----- Exercise data

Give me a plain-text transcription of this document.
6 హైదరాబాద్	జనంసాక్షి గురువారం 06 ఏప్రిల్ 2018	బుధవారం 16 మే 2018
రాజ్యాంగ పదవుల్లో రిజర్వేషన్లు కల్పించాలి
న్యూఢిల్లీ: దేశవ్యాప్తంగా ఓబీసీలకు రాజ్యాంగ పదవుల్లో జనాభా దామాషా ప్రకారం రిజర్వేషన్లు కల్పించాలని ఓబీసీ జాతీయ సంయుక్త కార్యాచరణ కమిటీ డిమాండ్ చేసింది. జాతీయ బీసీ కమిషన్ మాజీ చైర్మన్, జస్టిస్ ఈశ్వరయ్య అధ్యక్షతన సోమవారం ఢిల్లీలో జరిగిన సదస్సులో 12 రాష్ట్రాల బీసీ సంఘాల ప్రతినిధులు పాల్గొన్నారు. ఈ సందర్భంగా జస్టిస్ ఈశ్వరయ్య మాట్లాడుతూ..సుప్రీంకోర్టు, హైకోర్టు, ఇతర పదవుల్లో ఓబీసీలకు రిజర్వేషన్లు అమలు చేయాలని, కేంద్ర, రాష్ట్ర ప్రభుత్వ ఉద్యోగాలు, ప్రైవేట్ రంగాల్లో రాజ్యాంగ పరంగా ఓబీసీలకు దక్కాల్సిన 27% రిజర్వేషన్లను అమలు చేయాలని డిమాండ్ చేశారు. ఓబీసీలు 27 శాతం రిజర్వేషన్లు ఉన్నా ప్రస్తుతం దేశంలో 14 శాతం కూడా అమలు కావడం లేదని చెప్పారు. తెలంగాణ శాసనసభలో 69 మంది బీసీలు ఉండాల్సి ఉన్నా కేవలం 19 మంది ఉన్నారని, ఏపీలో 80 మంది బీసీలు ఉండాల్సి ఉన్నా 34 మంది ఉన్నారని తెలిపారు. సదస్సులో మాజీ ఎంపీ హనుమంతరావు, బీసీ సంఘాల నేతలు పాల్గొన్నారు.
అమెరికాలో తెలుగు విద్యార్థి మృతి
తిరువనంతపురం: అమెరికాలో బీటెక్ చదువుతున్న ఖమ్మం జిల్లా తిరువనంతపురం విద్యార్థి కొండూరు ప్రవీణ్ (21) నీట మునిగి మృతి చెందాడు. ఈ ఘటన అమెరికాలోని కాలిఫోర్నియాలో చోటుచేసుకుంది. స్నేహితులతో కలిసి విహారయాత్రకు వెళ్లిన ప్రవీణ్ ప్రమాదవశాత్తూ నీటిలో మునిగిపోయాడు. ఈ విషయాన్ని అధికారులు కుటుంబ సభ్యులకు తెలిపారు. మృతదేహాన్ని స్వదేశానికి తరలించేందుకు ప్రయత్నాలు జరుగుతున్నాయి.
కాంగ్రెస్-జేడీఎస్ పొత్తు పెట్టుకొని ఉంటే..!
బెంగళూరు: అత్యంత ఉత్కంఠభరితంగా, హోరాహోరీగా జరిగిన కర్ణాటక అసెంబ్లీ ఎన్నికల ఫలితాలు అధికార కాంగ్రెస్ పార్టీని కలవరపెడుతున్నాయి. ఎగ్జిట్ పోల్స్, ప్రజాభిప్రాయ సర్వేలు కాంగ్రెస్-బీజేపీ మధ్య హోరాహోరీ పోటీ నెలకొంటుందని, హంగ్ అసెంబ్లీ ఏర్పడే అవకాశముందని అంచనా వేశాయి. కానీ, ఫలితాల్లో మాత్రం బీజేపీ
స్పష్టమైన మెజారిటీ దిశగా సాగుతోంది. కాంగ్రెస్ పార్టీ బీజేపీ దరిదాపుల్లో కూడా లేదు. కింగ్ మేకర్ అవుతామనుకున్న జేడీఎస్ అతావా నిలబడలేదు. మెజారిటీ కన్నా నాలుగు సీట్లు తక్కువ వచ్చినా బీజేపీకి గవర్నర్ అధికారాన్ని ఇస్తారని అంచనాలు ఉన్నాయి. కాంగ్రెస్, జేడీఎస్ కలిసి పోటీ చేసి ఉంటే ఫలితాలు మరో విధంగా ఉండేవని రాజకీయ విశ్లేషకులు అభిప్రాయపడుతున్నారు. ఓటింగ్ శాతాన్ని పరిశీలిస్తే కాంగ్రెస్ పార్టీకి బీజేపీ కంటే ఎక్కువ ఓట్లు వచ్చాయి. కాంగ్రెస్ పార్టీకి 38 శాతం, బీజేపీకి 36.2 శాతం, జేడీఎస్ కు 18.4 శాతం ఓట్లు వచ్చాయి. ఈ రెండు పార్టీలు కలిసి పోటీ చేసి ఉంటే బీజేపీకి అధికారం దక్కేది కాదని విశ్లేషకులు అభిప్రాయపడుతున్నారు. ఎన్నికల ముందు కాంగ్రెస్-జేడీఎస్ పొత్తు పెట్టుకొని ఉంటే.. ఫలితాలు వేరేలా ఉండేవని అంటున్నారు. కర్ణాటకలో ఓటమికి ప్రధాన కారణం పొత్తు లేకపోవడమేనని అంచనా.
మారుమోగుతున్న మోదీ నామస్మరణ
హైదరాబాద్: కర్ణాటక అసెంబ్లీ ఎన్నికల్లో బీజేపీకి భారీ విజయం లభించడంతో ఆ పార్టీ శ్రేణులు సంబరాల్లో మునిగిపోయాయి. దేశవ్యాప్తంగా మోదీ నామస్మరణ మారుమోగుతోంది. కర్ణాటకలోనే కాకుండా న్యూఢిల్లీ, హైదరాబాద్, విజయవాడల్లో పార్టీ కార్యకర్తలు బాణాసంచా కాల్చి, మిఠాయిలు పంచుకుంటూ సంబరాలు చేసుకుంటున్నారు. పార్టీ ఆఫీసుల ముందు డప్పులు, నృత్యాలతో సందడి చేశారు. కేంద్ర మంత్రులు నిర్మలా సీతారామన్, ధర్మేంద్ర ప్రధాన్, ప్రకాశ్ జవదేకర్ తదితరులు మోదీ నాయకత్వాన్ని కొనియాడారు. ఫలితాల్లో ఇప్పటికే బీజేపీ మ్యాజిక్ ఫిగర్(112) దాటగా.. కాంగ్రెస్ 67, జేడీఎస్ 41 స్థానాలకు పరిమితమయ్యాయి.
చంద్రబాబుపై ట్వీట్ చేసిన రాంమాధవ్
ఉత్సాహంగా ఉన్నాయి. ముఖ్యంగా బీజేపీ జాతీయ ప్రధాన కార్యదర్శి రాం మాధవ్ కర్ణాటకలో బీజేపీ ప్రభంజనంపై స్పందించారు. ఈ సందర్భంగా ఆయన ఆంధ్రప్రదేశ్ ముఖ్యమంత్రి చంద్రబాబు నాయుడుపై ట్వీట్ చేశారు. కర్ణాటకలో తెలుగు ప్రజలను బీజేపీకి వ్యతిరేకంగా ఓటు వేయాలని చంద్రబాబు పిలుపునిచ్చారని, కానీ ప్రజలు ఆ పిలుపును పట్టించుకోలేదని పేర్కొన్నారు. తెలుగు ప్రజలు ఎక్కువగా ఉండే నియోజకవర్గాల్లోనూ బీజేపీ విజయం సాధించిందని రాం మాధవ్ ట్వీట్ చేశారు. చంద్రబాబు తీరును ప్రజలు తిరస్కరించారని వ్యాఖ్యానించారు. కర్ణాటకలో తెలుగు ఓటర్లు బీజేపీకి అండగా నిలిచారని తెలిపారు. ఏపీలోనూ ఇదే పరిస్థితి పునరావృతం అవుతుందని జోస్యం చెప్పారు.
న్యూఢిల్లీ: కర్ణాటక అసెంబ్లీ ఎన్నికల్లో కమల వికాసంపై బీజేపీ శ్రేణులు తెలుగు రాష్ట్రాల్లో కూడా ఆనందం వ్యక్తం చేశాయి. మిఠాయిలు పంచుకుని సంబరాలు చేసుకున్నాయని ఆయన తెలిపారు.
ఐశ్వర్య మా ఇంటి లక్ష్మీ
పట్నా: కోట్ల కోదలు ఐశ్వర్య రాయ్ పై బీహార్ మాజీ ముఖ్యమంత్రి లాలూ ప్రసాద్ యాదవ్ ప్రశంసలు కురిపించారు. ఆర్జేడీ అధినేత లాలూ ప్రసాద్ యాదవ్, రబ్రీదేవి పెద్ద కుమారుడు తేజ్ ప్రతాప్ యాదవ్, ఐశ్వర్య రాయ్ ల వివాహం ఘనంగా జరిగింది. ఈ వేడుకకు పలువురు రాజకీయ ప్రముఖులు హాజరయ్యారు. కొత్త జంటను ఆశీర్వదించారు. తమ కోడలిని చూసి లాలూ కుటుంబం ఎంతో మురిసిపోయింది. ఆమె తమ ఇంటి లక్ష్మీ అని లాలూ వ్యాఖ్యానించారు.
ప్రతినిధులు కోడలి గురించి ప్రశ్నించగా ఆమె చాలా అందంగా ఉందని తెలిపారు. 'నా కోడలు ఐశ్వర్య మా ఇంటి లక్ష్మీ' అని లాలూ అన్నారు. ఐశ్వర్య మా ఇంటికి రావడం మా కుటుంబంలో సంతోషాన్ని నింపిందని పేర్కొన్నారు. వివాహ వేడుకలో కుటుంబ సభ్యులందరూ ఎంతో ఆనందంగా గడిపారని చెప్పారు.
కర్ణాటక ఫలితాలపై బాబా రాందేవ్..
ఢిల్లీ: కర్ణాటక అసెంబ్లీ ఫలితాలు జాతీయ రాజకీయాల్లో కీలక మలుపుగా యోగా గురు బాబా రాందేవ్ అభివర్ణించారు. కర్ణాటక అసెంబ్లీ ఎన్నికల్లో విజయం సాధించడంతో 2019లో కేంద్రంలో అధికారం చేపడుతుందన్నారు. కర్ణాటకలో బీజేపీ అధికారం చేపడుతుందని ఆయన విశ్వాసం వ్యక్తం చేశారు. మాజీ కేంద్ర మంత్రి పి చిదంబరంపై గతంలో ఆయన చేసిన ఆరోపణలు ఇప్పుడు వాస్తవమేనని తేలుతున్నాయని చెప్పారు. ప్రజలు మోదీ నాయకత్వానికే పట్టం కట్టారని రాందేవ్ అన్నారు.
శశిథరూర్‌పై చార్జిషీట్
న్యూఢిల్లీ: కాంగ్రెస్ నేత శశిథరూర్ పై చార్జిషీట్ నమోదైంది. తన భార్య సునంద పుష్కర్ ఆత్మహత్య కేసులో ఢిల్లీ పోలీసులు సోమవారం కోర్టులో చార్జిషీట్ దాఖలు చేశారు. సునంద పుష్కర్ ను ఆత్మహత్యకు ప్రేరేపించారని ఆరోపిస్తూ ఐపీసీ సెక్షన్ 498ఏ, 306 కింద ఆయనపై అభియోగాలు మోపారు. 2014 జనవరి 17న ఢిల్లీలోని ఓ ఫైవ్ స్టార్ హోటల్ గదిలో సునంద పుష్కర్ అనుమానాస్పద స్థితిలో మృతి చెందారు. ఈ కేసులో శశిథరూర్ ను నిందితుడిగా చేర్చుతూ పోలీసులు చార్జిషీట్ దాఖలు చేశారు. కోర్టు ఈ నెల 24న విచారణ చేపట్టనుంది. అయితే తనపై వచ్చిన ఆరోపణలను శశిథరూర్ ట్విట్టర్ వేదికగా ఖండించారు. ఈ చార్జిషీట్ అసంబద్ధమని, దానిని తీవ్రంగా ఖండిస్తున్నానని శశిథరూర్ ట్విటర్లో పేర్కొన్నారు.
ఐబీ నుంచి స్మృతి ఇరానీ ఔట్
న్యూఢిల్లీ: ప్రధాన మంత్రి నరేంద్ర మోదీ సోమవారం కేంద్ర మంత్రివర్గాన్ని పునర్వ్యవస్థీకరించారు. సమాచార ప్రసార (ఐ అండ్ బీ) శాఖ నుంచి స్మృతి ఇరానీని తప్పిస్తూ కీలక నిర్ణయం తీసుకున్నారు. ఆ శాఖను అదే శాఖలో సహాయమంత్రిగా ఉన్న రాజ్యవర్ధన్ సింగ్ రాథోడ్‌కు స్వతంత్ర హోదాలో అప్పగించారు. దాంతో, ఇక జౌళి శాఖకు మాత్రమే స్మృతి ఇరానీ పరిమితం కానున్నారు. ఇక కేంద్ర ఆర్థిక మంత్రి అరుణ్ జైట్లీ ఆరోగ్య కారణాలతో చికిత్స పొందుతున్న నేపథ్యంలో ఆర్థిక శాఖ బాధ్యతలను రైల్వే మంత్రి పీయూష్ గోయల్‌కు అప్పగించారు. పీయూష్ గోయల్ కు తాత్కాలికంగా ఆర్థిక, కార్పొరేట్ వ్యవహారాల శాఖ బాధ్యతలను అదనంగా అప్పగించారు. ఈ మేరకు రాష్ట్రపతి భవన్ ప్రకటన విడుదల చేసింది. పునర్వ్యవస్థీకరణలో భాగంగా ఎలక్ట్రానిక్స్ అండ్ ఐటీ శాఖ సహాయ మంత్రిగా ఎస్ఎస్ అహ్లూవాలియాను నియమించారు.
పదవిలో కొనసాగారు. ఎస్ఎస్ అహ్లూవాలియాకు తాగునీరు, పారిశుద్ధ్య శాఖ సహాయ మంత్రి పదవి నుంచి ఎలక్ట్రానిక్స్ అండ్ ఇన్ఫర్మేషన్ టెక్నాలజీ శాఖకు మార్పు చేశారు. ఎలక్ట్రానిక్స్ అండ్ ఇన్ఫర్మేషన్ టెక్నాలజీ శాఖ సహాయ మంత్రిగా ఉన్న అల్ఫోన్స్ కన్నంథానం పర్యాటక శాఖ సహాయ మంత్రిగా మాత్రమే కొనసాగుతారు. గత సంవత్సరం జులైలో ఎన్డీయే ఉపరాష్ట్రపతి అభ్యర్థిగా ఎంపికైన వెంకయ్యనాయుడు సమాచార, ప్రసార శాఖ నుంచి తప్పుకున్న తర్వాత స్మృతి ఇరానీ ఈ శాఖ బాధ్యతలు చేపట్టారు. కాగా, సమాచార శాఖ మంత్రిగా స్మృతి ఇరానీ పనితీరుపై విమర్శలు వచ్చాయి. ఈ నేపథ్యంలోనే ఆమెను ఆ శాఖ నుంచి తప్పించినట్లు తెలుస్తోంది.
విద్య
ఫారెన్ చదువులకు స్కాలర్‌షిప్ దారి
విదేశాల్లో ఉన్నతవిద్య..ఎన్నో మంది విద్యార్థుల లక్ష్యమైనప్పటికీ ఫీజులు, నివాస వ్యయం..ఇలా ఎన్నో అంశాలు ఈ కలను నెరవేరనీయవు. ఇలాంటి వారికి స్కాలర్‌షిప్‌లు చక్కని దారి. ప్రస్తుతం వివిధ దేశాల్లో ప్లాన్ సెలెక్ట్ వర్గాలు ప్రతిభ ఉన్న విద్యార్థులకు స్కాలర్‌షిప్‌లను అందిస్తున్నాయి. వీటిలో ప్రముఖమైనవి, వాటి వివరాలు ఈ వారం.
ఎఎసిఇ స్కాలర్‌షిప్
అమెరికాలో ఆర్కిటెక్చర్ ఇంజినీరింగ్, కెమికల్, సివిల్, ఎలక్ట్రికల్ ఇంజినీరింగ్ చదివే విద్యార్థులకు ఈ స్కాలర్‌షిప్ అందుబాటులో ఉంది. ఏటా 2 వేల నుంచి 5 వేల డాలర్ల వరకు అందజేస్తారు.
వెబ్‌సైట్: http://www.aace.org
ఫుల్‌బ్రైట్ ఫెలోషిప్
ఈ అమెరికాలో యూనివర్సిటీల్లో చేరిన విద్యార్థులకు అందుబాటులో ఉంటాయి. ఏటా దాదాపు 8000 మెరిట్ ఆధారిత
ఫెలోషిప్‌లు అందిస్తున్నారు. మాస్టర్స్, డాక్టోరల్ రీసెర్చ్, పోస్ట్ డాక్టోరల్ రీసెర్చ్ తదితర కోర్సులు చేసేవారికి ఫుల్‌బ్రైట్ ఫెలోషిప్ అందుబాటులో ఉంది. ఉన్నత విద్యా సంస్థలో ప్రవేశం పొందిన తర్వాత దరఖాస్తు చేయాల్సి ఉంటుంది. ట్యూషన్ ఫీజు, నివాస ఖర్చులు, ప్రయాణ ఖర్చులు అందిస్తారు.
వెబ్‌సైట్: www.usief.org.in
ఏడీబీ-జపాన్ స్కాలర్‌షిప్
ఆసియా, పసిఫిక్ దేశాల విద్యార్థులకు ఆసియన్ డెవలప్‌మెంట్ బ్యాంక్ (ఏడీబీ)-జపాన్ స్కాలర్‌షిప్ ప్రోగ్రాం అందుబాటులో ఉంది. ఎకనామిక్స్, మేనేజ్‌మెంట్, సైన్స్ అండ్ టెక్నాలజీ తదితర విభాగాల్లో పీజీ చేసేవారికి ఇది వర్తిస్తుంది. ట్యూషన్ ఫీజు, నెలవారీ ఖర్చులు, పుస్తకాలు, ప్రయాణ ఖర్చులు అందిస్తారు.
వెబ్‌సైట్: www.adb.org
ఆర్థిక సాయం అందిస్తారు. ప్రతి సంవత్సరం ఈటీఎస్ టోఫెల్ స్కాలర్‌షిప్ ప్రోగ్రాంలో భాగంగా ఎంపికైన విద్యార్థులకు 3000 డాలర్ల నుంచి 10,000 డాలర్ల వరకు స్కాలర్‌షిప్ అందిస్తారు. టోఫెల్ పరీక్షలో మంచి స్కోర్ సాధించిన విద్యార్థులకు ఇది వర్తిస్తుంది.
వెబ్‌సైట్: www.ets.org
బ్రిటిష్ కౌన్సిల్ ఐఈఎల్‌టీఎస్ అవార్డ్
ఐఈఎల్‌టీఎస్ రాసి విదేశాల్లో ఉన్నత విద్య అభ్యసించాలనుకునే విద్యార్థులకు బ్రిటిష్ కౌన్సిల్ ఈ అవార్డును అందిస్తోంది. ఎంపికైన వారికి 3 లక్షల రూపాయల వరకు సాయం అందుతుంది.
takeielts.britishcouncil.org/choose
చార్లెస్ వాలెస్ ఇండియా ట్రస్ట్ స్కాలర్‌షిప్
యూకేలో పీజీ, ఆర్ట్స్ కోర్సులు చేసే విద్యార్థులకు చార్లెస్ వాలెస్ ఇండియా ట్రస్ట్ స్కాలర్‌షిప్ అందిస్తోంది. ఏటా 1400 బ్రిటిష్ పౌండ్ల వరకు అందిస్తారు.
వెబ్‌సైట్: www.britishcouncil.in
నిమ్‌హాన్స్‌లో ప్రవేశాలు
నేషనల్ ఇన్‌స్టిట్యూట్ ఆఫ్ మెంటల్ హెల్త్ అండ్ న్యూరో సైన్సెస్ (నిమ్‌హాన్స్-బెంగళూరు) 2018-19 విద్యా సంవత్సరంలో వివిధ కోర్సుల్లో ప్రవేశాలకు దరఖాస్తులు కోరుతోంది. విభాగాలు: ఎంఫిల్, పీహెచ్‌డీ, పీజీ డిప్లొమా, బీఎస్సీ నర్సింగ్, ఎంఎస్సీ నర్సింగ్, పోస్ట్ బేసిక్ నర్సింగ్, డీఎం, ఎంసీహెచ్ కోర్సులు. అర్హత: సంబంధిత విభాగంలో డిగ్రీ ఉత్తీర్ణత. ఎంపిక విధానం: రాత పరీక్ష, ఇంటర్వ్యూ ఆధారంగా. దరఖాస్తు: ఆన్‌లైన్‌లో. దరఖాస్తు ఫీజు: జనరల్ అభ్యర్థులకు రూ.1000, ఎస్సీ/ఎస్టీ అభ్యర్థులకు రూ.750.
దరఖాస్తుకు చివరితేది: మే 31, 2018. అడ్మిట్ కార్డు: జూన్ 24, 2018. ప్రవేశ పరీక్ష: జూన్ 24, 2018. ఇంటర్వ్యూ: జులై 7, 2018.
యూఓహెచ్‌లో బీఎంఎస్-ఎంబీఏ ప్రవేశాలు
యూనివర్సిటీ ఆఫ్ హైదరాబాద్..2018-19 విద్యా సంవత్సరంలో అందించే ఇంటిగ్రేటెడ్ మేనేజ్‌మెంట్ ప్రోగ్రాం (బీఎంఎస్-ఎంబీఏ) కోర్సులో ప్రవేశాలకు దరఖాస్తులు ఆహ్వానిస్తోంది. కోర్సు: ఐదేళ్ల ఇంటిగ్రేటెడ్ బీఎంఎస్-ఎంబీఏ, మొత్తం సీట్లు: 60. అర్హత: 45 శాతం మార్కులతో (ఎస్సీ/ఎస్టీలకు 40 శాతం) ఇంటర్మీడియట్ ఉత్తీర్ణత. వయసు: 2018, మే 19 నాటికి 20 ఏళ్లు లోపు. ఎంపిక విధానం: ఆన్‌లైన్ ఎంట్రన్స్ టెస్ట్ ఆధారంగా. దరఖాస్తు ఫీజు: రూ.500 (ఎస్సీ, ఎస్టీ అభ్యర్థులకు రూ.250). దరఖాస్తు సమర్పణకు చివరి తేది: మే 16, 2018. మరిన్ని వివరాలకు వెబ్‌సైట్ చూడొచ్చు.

----------

Copy out each line in the listing that has the word "ఐఈఎల".

**Result**.
బ్రిటిష్ కౌన్సిల్ ఐఈఎల్‌టీఎస్ అవార్డ్
ఐఈఎల్‌టీఎస్ రాసి విదేశాల్లో ఉన్నత విద్య అభ్యసించాలనుకునే విద్యార్థులకు బ్రిటిష్ కౌన్సిల్ ఈ అవార్డును అందిస్తోంది. ఎంపికైన వారికి 3 లక్షల రూపాయల వరకు సాయం అందుతుంది.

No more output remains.